### BRIEF
Find every line with "rotate" in it, then report how many there are and nothing more.

——————————

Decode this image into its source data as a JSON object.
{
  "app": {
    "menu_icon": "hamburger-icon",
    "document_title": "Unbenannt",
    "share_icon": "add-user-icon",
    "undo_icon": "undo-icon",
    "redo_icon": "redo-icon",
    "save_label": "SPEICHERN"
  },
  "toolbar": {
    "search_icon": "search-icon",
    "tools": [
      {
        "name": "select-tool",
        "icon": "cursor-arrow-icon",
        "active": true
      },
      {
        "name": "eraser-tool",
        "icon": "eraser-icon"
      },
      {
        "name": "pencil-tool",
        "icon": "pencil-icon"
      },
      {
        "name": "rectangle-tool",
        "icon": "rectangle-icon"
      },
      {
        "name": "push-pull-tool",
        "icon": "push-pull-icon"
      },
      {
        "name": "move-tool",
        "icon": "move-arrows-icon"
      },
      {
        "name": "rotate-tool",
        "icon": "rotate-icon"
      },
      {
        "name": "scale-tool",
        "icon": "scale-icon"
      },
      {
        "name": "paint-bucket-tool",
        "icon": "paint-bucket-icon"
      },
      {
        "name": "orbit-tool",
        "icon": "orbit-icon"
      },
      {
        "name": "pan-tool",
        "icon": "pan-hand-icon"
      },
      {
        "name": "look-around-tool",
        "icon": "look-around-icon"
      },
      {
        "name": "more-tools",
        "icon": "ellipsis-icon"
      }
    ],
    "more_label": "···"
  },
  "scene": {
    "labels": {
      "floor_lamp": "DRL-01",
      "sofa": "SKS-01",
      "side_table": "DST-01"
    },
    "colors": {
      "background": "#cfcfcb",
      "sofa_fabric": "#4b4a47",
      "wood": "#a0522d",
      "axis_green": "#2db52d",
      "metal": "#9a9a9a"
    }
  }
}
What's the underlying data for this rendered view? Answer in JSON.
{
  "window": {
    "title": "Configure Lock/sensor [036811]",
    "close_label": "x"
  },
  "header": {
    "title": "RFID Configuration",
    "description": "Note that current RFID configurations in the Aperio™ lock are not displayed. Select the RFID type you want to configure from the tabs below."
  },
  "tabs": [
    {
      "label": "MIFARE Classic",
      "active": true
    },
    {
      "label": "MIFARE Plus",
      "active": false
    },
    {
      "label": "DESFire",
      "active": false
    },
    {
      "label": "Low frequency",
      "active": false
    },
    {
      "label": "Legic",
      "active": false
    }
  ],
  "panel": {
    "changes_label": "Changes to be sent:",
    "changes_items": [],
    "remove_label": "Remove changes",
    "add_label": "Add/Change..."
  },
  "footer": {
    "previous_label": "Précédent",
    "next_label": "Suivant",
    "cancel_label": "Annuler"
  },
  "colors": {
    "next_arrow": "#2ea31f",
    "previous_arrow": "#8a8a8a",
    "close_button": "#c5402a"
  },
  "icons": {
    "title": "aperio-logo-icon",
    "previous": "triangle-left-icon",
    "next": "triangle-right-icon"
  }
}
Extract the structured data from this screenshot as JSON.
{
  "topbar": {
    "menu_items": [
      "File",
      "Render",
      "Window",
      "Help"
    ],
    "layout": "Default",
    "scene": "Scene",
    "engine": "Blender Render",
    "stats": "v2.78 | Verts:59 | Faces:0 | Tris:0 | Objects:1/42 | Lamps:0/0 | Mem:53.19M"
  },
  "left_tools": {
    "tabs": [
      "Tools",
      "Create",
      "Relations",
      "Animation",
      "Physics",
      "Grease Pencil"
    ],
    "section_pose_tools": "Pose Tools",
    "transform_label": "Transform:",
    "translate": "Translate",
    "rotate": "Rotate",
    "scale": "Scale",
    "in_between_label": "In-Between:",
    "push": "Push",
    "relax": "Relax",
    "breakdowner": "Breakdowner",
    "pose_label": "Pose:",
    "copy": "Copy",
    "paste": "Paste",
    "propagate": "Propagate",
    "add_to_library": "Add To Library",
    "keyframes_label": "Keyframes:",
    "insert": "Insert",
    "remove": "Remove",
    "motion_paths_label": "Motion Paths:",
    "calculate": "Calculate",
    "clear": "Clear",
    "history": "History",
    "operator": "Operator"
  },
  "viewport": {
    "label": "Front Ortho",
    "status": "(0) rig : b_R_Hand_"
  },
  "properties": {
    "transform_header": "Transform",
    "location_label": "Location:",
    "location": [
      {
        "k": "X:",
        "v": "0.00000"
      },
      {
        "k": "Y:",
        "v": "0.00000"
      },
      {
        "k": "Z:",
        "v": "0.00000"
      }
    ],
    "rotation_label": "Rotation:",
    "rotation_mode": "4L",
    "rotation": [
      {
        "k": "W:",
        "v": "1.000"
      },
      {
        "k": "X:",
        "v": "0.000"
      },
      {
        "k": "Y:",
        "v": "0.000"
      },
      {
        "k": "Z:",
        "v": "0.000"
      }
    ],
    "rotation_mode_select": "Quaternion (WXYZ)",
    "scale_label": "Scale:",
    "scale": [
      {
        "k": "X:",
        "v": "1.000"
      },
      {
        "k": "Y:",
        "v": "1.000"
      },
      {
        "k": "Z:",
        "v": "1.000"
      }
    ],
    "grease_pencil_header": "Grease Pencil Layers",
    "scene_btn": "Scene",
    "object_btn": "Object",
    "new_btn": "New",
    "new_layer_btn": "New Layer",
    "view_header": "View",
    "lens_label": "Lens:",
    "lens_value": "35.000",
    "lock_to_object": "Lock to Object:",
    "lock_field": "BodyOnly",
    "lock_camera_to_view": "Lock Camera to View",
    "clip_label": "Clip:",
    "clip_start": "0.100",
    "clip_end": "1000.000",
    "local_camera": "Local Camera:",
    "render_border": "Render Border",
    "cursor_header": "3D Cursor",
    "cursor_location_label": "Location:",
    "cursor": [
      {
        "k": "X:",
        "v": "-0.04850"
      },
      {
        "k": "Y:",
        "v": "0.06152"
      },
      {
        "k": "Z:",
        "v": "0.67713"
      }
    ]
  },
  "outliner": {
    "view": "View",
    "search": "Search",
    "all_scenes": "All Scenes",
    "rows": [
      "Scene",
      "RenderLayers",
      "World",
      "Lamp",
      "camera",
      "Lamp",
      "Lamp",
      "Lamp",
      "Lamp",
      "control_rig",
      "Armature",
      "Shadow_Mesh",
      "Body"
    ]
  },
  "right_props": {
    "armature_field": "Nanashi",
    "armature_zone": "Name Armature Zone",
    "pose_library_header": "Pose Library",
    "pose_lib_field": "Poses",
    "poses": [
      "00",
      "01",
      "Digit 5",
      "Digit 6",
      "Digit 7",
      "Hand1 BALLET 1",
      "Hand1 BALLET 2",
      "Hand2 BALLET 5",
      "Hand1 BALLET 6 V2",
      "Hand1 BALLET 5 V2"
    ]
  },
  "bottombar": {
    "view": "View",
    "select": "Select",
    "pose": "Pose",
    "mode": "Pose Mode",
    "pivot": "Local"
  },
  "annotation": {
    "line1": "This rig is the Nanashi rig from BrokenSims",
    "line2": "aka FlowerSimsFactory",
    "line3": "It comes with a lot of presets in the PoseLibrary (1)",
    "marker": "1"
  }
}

——————————

### CORRECT RESULT
3